[start]

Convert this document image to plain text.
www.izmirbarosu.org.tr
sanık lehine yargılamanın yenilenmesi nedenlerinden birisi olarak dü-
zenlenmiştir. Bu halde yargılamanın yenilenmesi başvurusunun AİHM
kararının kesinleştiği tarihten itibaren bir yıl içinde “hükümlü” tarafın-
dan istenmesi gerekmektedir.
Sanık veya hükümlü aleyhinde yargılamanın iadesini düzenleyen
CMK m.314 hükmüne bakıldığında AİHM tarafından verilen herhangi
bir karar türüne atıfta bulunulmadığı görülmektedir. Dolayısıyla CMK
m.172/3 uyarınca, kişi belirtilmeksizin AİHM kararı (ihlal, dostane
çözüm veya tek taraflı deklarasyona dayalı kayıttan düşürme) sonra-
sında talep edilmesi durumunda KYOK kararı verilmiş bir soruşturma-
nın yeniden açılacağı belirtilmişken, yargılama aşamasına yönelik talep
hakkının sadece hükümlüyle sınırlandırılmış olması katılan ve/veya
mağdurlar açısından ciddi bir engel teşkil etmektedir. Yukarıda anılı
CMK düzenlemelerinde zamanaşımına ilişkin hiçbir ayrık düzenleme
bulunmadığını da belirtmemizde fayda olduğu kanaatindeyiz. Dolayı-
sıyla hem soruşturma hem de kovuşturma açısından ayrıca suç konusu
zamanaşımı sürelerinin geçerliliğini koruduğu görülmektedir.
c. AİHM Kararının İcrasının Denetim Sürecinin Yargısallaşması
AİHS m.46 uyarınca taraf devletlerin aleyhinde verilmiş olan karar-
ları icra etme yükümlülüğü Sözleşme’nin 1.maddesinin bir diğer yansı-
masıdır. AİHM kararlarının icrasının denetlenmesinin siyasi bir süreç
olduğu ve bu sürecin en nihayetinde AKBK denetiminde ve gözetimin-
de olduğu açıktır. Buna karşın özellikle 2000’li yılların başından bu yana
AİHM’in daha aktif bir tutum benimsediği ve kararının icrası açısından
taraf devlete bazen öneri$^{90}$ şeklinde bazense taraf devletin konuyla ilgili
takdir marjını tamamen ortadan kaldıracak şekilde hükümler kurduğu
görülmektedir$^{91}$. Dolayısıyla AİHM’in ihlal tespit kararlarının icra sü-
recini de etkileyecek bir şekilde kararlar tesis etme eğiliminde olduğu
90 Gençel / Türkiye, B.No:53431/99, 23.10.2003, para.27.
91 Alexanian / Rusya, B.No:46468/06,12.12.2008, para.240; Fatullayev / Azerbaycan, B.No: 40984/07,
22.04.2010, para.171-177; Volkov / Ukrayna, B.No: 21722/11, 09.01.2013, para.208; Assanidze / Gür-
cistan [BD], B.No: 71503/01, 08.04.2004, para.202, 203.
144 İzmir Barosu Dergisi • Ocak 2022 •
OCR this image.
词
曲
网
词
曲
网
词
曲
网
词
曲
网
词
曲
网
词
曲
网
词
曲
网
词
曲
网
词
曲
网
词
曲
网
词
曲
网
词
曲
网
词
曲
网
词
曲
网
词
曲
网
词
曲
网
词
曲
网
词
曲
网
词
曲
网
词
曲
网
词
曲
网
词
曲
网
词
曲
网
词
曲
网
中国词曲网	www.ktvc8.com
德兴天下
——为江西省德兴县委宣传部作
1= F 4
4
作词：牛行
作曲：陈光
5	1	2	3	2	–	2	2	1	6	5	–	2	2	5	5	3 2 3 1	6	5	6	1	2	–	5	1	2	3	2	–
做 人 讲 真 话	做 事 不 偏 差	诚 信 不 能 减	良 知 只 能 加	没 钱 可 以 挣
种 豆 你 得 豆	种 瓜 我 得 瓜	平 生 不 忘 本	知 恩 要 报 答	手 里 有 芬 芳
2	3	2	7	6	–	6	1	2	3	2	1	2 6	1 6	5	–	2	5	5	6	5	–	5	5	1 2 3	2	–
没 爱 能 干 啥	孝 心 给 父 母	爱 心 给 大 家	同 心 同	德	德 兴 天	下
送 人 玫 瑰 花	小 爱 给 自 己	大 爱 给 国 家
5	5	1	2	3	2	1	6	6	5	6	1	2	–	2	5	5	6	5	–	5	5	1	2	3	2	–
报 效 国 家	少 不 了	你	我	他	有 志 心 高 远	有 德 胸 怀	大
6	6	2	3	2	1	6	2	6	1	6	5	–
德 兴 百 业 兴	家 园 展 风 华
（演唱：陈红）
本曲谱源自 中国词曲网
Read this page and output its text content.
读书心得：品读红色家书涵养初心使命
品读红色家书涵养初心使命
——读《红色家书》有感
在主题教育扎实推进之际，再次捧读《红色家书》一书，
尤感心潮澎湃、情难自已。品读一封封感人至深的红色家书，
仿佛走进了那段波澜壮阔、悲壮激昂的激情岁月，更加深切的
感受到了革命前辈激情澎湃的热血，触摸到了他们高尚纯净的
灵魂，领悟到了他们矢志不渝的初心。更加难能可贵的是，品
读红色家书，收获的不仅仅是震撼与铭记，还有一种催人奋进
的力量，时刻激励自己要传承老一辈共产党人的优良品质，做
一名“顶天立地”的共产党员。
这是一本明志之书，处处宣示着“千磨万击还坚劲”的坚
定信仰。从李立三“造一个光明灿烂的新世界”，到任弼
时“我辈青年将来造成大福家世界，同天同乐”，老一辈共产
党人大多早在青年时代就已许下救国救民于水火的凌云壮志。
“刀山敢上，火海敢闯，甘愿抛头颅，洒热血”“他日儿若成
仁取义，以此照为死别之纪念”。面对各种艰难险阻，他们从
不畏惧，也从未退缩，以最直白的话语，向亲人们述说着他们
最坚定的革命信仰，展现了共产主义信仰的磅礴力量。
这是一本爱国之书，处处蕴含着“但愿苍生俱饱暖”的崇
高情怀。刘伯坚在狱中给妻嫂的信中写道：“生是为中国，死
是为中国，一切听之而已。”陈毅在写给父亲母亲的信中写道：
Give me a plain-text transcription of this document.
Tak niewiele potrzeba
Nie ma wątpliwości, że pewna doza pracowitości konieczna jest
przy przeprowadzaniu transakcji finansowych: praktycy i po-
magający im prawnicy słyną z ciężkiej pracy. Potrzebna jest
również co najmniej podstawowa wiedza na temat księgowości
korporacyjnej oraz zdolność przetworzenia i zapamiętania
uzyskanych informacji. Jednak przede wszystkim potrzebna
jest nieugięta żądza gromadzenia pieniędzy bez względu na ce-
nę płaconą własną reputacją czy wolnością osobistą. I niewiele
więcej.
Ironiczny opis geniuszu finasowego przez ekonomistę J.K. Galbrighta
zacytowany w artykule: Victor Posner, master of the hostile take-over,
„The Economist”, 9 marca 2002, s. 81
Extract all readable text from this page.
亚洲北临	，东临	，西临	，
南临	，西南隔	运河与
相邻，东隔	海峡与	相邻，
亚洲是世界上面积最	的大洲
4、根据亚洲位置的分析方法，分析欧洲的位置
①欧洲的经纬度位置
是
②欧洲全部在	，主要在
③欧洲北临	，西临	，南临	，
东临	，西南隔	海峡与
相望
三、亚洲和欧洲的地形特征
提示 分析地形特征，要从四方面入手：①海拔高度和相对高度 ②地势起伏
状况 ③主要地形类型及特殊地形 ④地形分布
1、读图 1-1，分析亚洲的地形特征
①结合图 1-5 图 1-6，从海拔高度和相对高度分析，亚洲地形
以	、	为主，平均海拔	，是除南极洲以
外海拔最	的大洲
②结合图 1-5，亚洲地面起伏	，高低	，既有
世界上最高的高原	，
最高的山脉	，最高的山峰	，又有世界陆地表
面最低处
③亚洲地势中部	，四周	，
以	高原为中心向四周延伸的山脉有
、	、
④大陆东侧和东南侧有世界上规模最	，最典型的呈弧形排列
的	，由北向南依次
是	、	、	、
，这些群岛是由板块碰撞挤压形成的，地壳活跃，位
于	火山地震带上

[end]

**JOB:**
Copy out each line that contains the word "ihlal".

**RESULT OF THIS TASK:**
m.172/3 uyarınca, kişi belirtilmeksizin AİHM kararı (ihlal, dostane
görülmektedir$^{91}$. Dolayısıyla AİHM’in ihlal tespit kararlarının icra sü-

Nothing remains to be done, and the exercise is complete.